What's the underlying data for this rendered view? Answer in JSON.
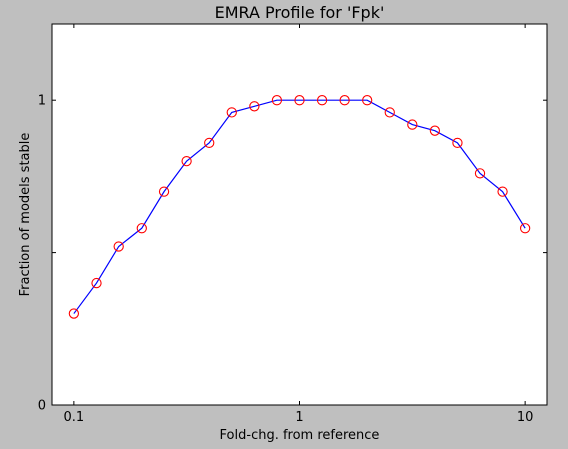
{
  "chart_data": {
    "type": "line",
    "title": "EMRA Profile for 'Fpk'",
    "xlabel": "Fold-chg. from reference",
    "ylabel": "Fraction of models stable",
    "xscale": "log",
    "xlim": [
      0.08,
      12.5
    ],
    "ylim": [
      0,
      1.25
    ],
    "xticks": [
      0.1,
      1,
      10
    ],
    "xtick_labels": [
      "0.1",
      "1",
      "10"
    ],
    "yticks": [
      0,
      0.5,
      1
    ],
    "ytick_labels": [
      "0",
      "",
      "1"
    ],
    "grid": false,
    "legend": "none",
    "series": [
      {
        "line_color": "#0000ff",
        "marker": "open-circle",
        "marker_color": "#ff0000",
        "x": [
          0.1,
          0.126,
          0.158,
          0.2,
          0.251,
          0.316,
          0.398,
          0.501,
          0.631,
          0.794,
          1.0,
          1.259,
          1.585,
          1.995,
          2.512,
          3.162,
          3.981,
          5.012,
          6.31,
          7.943,
          10.0
        ],
        "y": [
          0.3,
          0.4,
          0.52,
          0.58,
          0.7,
          0.8,
          0.86,
          0.96,
          0.98,
          1.0,
          1.0,
          1.0,
          1.0,
          1.0,
          0.96,
          0.92,
          0.9,
          0.86,
          0.76,
          0.7,
          0.58
        ]
      }
    ]
  }
}
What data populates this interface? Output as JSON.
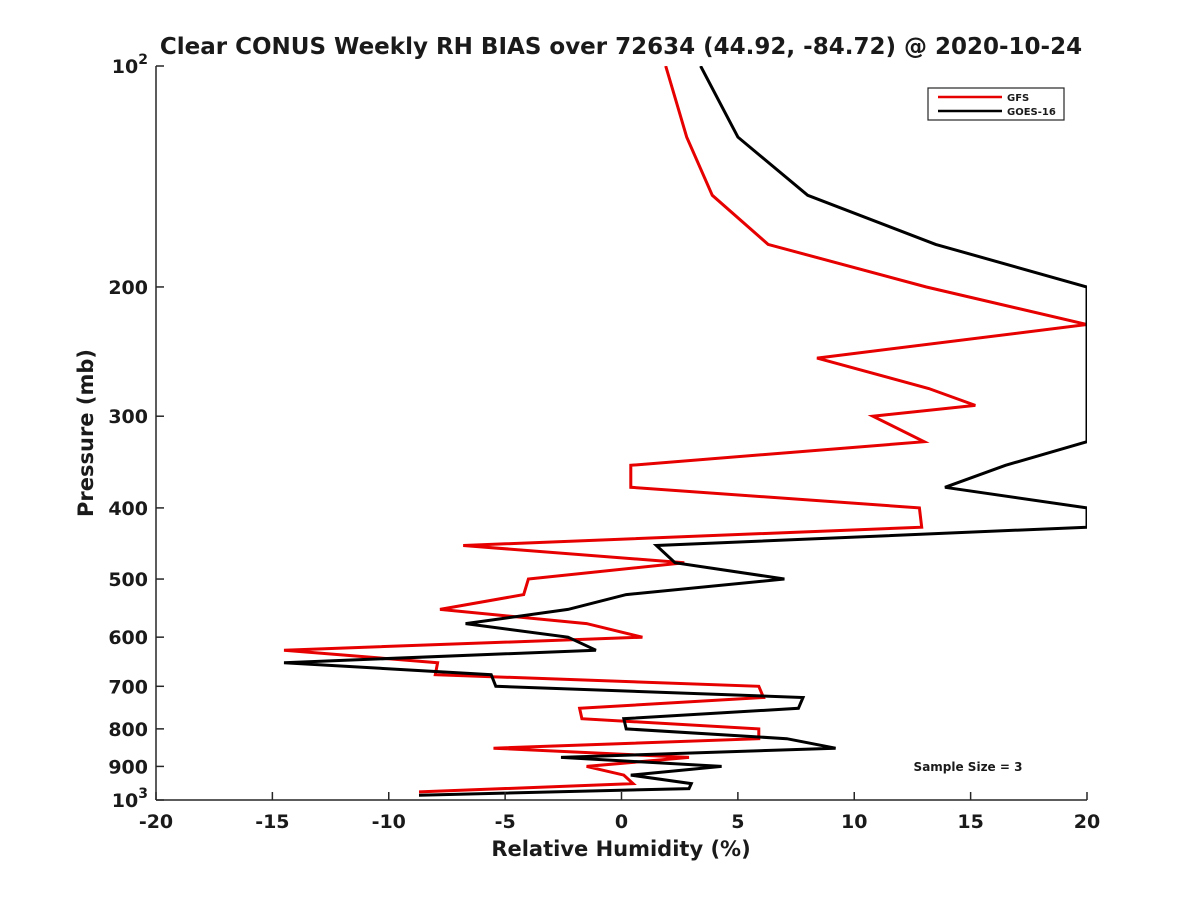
{
  "chart_data": {
    "type": "line",
    "title": "Clear CONUS Weekly RH BIAS over 72634 (44.92, -84.72) @ 2020-10-24",
    "xlabel": "Relative Humidity (%)",
    "ylabel": "Pressure (mb)",
    "xlim": [
      -20,
      20
    ],
    "ylim": [
      100,
      1000
    ],
    "yscale": "log",
    "y_reversed": true,
    "grid": false,
    "legend_position": "top-right",
    "x_ticks": [
      -20,
      -15,
      -10,
      -5,
      0,
      5,
      10,
      15,
      20
    ],
    "x_tick_labels": [
      "-20",
      "-15",
      "-10",
      "-5",
      "0",
      "5",
      "10",
      "15",
      "20"
    ],
    "y_ticks": [
      {
        "value": 100,
        "base": "10",
        "exp": "2"
      },
      {
        "value": 200,
        "label": "200"
      },
      {
        "value": 300,
        "label": "300"
      },
      {
        "value": 400,
        "label": "400"
      },
      {
        "value": 500,
        "label": "500"
      },
      {
        "value": 600,
        "label": "600"
      },
      {
        "value": 700,
        "label": "700"
      },
      {
        "value": 800,
        "label": "800"
      },
      {
        "value": 900,
        "label": "900"
      },
      {
        "value": 1000,
        "base": "10",
        "exp": "3"
      }
    ],
    "annotation": "Sample Size = 3",
    "series": [
      {
        "name": "GFS",
        "color": "#e60000",
        "points": [
          [
            1.9,
            100
          ],
          [
            2.8,
            125
          ],
          [
            3.9,
            150
          ],
          [
            6.3,
            175
          ],
          [
            13.1,
            200
          ],
          [
            20.0,
            225
          ],
          [
            8.4,
            250
          ],
          [
            13.2,
            275
          ],
          [
            15.2,
            290
          ],
          [
            10.8,
            300
          ],
          [
            13.0,
            325
          ],
          [
            0.4,
            350
          ],
          [
            0.4,
            375
          ],
          [
            12.8,
            400
          ],
          [
            12.9,
            425
          ],
          [
            -6.8,
            450
          ],
          [
            2.7,
            475
          ],
          [
            -4.0,
            500
          ],
          [
            -4.2,
            525
          ],
          [
            -7.8,
            550
          ],
          [
            -1.5,
            575
          ],
          [
            0.9,
            600
          ],
          [
            -14.5,
            625
          ],
          [
            -7.9,
            650
          ],
          [
            -8.0,
            675
          ],
          [
            5.9,
            700
          ],
          [
            6.1,
            725
          ],
          [
            -1.8,
            750
          ],
          [
            -1.7,
            775
          ],
          [
            5.9,
            800
          ],
          [
            5.9,
            825
          ],
          [
            -5.5,
            850
          ],
          [
            2.9,
            875
          ],
          [
            -1.5,
            900
          ],
          [
            0.1,
            925
          ],
          [
            0.5,
            950
          ],
          [
            -8.7,
            975
          ]
        ]
      },
      {
        "name": "GOES-16",
        "color": "#000000",
        "points": [
          [
            3.4,
            100
          ],
          [
            5.0,
            125
          ],
          [
            8.0,
            150
          ],
          [
            13.5,
            175
          ],
          [
            20.0,
            200
          ],
          [
            20.0,
            325
          ],
          [
            16.5,
            350
          ],
          [
            13.9,
            375
          ],
          [
            20.0,
            400
          ],
          [
            20.0,
            425
          ],
          [
            1.5,
            450
          ],
          [
            2.3,
            475
          ],
          [
            7.0,
            500
          ],
          [
            0.2,
            525
          ],
          [
            -2.3,
            550
          ],
          [
            -6.7,
            575
          ],
          [
            -2.3,
            600
          ],
          [
            -1.1,
            625
          ],
          [
            -14.5,
            650
          ],
          [
            -5.6,
            675
          ],
          [
            -5.4,
            700
          ],
          [
            7.8,
            725
          ],
          [
            7.6,
            750
          ],
          [
            0.1,
            775
          ],
          [
            0.2,
            800
          ],
          [
            7.1,
            825
          ],
          [
            9.2,
            850
          ],
          [
            -2.6,
            875
          ],
          [
            4.3,
            900
          ],
          [
            0.4,
            925
          ],
          [
            3.0,
            950
          ],
          [
            2.9,
            965
          ],
          [
            -8.7,
            985
          ]
        ]
      }
    ]
  }
}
|---|
◆ Your task: Every record above should be transcribed exactly; the pictures stay out of the copy.

◆ Result:
What's the underlying data for this rendered view? Answer in JSON.
{
  "chart_data": {
    "type": "line",
    "title": "EMRA Profile for 'Fpk'",
    "xlabel": "Fold-chg. from reference",
    "ylabel": "Fraction of models stable",
    "xscale": "log",
    "xlim": [
      0.08,
      12.5
    ],
    "ylim": [
      0,
      1.25
    ],
    "xticks": [
      0.1,
      1,
      10
    ],
    "xtick_labels": [
      "0.1",
      "1",
      "10"
    ],
    "yticks": [
      0,
      0.5,
      1
    ],
    "ytick_labels": [
      "0",
      "",
      "1"
    ],
    "grid": false,
    "legend": "none",
    "series": [
      {
        "line_color": "#0000ff",
        "marker": "open-circle",
        "marker_color": "#ff0000",
        "x": [
          0.1,
          0.126,
          0.158,
          0.2,
          0.251,
          0.316,
          0.398,
          0.501,
          0.631,
          0.794,
          1.0,
          1.259,
          1.585,
          1.995,
          2.512,
          3.162,
          3.981,
          5.012,
          6.31,
          7.943,
          10.0
        ],
        "y": [
          0.3,
          0.4,
          0.52,
          0.58,
          0.7,
          0.8,
          0.86,
          0.96,
          0.98,
          1.0,
          1.0,
          1.0,
          1.0,
          1.0,
          0.96,
          0.92,
          0.9,
          0.86,
          0.76,
          0.7,
          0.58
        ]
      }
    ]
  }
}
What data populates this interface? Output as JSON.
{
  "chart_data": {
    "type": "line",
    "title": "Clear CONUS Weekly RH BIAS over 72634 (44.92, -84.72) @ 2020-10-24",
    "xlabel": "Relative Humidity (%)",
    "ylabel": "Pressure (mb)",
    "xlim": [
      -20,
      20
    ],
    "ylim": [
      100,
      1000
    ],
    "yscale": "log",
    "y_reversed": true,
    "grid": false,
    "legend_position": "top-right",
    "x_ticks": [
      -20,
      -15,
      -10,
      -5,
      0,
      5,
      10,
      15,
      20
    ],
    "x_tick_labels": [
      "-20",
      "-15",
      "-10",
      "-5",
      "0",
      "5",
      "10",
      "15",
      "20"
    ],
    "y_ticks": [
      {
        "value": 100,
        "base": "10",
        "exp": "2"
      },
      {
        "value": 200,
        "label": "200"
      },
      {
        "value": 300,
        "label": "300"
      },
      {
        "value": 400,
        "label": "400"
      },
      {
        "value": 500,
        "label": "500"
      },
      {
        "value": 600,
        "label": "600"
      },
      {
        "value": 700,
        "label": "700"
      },
      {
        "value": 800,
        "label": "800"
      },
      {
        "value": 900,
        "label": "900"
      },
      {
        "value": 1000,
        "base": "10",
        "exp": "3"
      }
    ],
    "annotation": "Sample Size = 3",
    "series": [
      {
        "name": "GFS",
        "color": "#e60000",
        "points": [
          [
            1.9,
            100
          ],
          [
            2.8,
            125
          ],
          [
            3.9,
            150
          ],
          [
            6.3,
            175
          ],
          [
            13.1,
            200
          ],
          [
            20.0,
            225
          ],
          [
            8.4,
            250
          ],
          [
            13.2,
            275
          ],
          [
            15.2,
            290
          ],
          [
            10.8,
            300
          ],
          [
            13.0,
            325
          ],
          [
            0.4,
            350
          ],
          [
            0.4,
            375
          ],
          [
            12.8,
            400
          ],
          [
            12.9,
            425
          ],
          [
            -6.8,
            450
          ],
          [
            2.7,
            475
          ],
          [
            -4.0,
            500
          ],
          [
            -4.2,
            525
          ],
          [
            -7.8,
            550
          ],
          [
            -1.5,
            575
          ],
          [
            0.9,
            600
          ],
          [
            -14.5,
            625
          ],
          [
            -7.9,
            650
          ],
          [
            -8.0,
            675
          ],
          [
            5.9,
            700
          ],
          [
            6.1,
            725
          ],
          [
            -1.8,
            750
          ],
          [
            -1.7,
            775
          ],
          [
            5.9,
            800
          ],
          [
            5.9,
            825
          ],
          [
            -5.5,
            850
          ],
          [
            2.9,
            875
          ],
          [
            -1.5,
            900
          ],
          [
            0.1,
            925
          ],
          [
            0.5,
            950
          ],
          [
            -8.7,
            975
          ]
        ]
      },
      {
        "name": "GOES-16",
        "color": "#000000",
        "points": [
          [
            3.4,
            100
          ],
          [
            5.0,
            125
          ],
          [
            8.0,
            150
          ],
          [
            13.5,
            175
          ],
          [
            20.0,
            200
          ],
          [
            20.0,
            325
          ],
          [
            16.5,
            350
          ],
          [
            13.9,
            375
          ],
          [
            20.0,
            400
          ],
          [
            20.0,
            425
          ],
          [
            1.5,
            450
          ],
          [
            2.3,
            475
          ],
          [
            7.0,
            500
          ],
          [
            0.2,
            525
          ],
          [
            -2.3,
            550
          ],
          [
            -6.7,
            575
          ],
          [
            -2.3,
            600
          ],
          [
            -1.1,
            625
          ],
          [
            -14.5,
            650
          ],
          [
            -5.6,
            675
          ],
          [
            -5.4,
            700
          ],
          [
            7.8,
            725
          ],
          [
            7.6,
            750
          ],
          [
            0.1,
            775
          ],
          [
            0.2,
            800
          ],
          [
            7.1,
            825
          ],
          [
            9.2,
            850
          ],
          [
            -2.6,
            875
          ],
          [
            4.3,
            900
          ],
          [
            0.4,
            925
          ],
          [
            3.0,
            950
          ],
          [
            2.9,
            965
          ],
          [
            -8.7,
            985
          ]
        ]
      }
    ]
  }
}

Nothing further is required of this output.